--- begin ---

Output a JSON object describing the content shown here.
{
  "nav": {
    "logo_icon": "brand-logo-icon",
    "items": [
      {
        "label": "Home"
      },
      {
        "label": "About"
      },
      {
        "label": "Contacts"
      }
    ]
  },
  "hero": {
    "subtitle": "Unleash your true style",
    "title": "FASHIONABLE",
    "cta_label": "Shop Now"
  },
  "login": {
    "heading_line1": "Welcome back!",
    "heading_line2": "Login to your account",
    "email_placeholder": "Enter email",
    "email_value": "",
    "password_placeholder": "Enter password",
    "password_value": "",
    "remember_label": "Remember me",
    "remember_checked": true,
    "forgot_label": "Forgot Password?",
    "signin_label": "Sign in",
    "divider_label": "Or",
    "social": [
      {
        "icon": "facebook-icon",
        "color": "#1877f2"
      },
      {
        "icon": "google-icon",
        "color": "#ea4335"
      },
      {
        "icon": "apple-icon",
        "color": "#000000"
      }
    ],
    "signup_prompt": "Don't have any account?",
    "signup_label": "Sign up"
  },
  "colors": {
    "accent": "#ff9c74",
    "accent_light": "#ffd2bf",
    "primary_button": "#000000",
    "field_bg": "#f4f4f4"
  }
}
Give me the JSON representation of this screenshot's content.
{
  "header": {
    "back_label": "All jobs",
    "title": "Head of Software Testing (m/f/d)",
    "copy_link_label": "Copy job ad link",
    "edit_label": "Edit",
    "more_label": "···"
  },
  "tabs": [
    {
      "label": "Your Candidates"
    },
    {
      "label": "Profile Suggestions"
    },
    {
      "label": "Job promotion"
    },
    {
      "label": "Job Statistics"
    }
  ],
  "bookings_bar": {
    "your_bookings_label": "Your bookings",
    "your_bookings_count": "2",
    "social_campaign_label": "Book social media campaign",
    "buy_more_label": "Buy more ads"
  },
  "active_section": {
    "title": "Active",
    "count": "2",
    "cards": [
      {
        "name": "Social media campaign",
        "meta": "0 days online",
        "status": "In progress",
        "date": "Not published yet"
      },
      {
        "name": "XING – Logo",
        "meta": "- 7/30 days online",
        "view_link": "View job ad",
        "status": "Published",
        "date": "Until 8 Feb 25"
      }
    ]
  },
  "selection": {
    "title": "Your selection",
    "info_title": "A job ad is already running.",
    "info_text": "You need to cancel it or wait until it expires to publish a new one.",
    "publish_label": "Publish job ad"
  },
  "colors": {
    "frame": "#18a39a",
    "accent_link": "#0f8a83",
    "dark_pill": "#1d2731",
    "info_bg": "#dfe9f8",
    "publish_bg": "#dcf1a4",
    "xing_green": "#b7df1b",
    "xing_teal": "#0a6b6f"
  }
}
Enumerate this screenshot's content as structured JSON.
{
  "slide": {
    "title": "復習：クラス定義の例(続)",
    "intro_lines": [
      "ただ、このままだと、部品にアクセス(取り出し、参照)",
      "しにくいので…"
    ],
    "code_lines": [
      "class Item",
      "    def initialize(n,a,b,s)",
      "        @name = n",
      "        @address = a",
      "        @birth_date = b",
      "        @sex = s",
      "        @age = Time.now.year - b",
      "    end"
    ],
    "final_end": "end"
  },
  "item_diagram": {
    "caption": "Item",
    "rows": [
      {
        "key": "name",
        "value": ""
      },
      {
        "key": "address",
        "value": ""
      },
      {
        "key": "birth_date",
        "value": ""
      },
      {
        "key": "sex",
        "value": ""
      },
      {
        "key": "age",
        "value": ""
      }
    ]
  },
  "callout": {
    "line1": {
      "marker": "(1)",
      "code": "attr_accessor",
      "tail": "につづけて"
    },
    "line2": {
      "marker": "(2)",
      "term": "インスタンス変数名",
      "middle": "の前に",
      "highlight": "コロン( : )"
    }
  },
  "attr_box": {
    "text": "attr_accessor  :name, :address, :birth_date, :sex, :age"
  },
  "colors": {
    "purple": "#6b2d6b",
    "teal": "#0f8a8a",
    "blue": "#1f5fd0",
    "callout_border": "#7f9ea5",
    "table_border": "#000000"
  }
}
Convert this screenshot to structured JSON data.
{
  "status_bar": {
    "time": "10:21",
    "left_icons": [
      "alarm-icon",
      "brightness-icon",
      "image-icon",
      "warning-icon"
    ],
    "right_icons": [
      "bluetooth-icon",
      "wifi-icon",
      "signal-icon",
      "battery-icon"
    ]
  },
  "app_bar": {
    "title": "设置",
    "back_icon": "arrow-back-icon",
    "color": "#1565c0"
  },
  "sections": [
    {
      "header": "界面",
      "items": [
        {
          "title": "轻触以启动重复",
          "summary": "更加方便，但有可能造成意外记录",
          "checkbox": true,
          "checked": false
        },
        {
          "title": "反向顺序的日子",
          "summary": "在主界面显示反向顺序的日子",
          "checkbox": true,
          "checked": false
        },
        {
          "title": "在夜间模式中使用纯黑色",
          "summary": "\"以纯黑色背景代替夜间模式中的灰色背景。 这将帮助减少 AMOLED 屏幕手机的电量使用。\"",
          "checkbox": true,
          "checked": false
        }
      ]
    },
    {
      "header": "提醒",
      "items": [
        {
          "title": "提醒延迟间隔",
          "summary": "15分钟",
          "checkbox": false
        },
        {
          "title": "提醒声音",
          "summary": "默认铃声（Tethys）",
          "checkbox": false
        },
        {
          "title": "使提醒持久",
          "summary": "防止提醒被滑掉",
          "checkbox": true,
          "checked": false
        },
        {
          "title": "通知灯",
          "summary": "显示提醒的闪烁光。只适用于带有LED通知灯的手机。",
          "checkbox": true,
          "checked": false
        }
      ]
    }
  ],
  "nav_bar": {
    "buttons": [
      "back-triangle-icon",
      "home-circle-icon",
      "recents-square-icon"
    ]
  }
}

--- end ---

▸ **THE REQUEST**
Output every record above exactly as it appears.

▸ **ANSWER TO THE EXERCISE**
Output a JSON object describing the content shown here.
{
  "nav": {
    "logo_icon": "brand-logo-icon",
    "items": [
      {
        "label": "Home"
      },
      {
        "label": "About"
      },
      {
        "label": "Contacts"
      }
    ]
  },
  "hero": {
    "subtitle": "Unleash your true style",
    "title": "FASHIONABLE",
    "cta_label": "Shop Now"
  },
  "login": {
    "heading_line1": "Welcome back!",
    "heading_line2": "Login to your account",
    "email_placeholder": "Enter email",
    "email_value": "",
    "password_placeholder": "Enter password",
    "password_value": "",
    "remember_label": "Remember me",
    "remember_checked": true,
    "forgot_label": "Forgot Password?",
    "signin_label": "Sign in",
    "divider_label": "Or",
    "social": [
      {
        "icon": "facebook-icon",
        "color": "#1877f2"
      },
      {
        "icon": "google-icon",
        "color": "#ea4335"
      },
      {
        "icon": "apple-icon",
        "color": "#000000"
      }
    ],
    "signup_prompt": "Don't have any account?",
    "signup_label": "Sign up"
  },
  "colors": {
    "accent": "#ff9c74",
    "accent_light": "#ffd2bf",
    "primary_button": "#000000",
    "field_bg": "#f4f4f4"
  }
}
Give me the JSON representation of this screenshot's content.
{
  "header": {
    "back_label": "All jobs",
    "title": "Head of Software Testing (m/f/d)",
    "copy_link_label": "Copy job ad link",
    "edit_label": "Edit",
    "more_label": "···"
  },
  "tabs": [
    {
      "label": "Your Candidates"
    },
    {
      "label": "Profile Suggestions"
    },
    {
      "label": "Job promotion"
    },
    {
      "label": "Job Statistics"
    }
  ],
  "bookings_bar": {
    "your_bookings_label": "Your bookings",
    "your_bookings_count": "2",
    "social_campaign_label": "Book social media campaign",
    "buy_more_label": "Buy more ads"
  },
  "active_section": {
    "title": "Active",
    "count": "2",
    "cards": [
      {
        "name": "Social media campaign",
        "meta": "0 days online",
        "status": "In progress",
        "date": "Not published yet"
      },
      {
        "name": "XING – Logo",
        "meta": "- 7/30 days online",
        "view_link": "View job ad",
        "status": "Published",
        "date": "Until 8 Feb 25"
      }
    ]
  },
  "selection": {
    "title": "Your selection",
    "info_title": "A job ad is already running.",
    "info_text": "You need to cancel it or wait until it expires to publish a new one.",
    "publish_label": "Publish job ad"
  },
  "colors": {
    "frame": "#18a39a",
    "accent_link": "#0f8a83",
    "dark_pill": "#1d2731",
    "info_bg": "#dfe9f8",
    "publish_bg": "#dcf1a4",
    "xing_green": "#b7df1b",
    "xing_teal": "#0a6b6f"
  }
}
Enumerate this screenshot's content as structured JSON.
{
  "slide": {
    "title": "復習：クラス定義の例(続)",
    "intro_lines": [
      "ただ、このままだと、部品にアクセス(取り出し、参照)",
      "しにくいので…"
    ],
    "code_lines": [
      "class Item",
      "    def initialize(n,a,b,s)",
      "        @name = n",
      "        @address = a",
      "        @birth_date = b",
      "        @sex = s",
      "        @age = Time.now.year - b",
      "    end"
    ],
    "final_end": "end"
  },
  "item_diagram": {
    "caption": "Item",
    "rows": [
      {
        "key": "name",
        "value": ""
      },
      {
        "key": "address",
        "value": ""
      },
      {
        "key": "birth_date",
        "value": ""
      },
      {
        "key": "sex",
        "value": ""
      },
      {
        "key": "age",
        "value": ""
      }
    ]
  },
  "callout": {
    "line1": {
      "marker": "(1)",
      "code": "attr_accessor",
      "tail": "につづけて"
    },
    "line2": {
      "marker": "(2)",
      "term": "インスタンス変数名",
      "middle": "の前に",
      "highlight": "コロン( : )"
    }
  },
  "attr_box": {
    "text": "attr_accessor  :name, :address, :birth_date, :sex, :age"
  },
  "colors": {
    "purple": "#6b2d6b",
    "teal": "#0f8a8a",
    "blue": "#1f5fd0",
    "callout_border": "#7f9ea5",
    "table_border": "#000000"
  }
}
Convert this screenshot to structured JSON data.
{
  "status_bar": {
    "time": "10:21",
    "left_icons": [
      "alarm-icon",
      "brightness-icon",
      "image-icon",
      "warning-icon"
    ],
    "right_icons": [
      "bluetooth-icon",
      "wifi-icon",
      "signal-icon",
      "battery-icon"
    ]
  },
  "app_bar": {
    "title": "设置",
    "back_icon": "arrow-back-icon",
    "color": "#1565c0"
  },
  "sections": [
    {
      "header": "界面",
      "items": [
        {
          "title": "轻触以启动重复",
          "summary": "更加方便，但有可能造成意外记录",
          "checkbox": true,
          "checked": false
        },
        {
          "title": "反向顺序的日子",
          "summary": "在主界面显示反向顺序的日子",
          "checkbox": true,
          "checked": false
        },
        {
          "title": "在夜间模式中使用纯黑色",
          "summary": "\"以纯黑色背景代替夜间模式中的灰色背景。 这将帮助减少 AMOLED 屏幕手机的电量使用。\"",
          "checkbox": true,
          "checked": false
        }
      ]
    },
    {
      "header": "提醒",
      "items": [
        {
          "title": "提醒延迟间隔",
          "summary": "15分钟",
          "checkbox": false
        },
        {
          "title": "提醒声音",
          "summary": "默认铃声（Tethys）",
          "checkbox": false
        },
        {
          "title": "使提醒持久",
          "summary": "防止提醒被滑掉",
          "checkbox": true,
          "checked": false
        },
        {
          "title": "通知灯",
          "summary": "显示提醒的闪烁光。只适用于带有LED通知灯的手机。",
          "checkbox": true,
          "checked": false
        }
      ]
    }
  ],
  "nav_bar": {
    "buttons": [
      "back-triangle-icon",
      "home-circle-icon",
      "recents-square-icon"
    ]
  }
}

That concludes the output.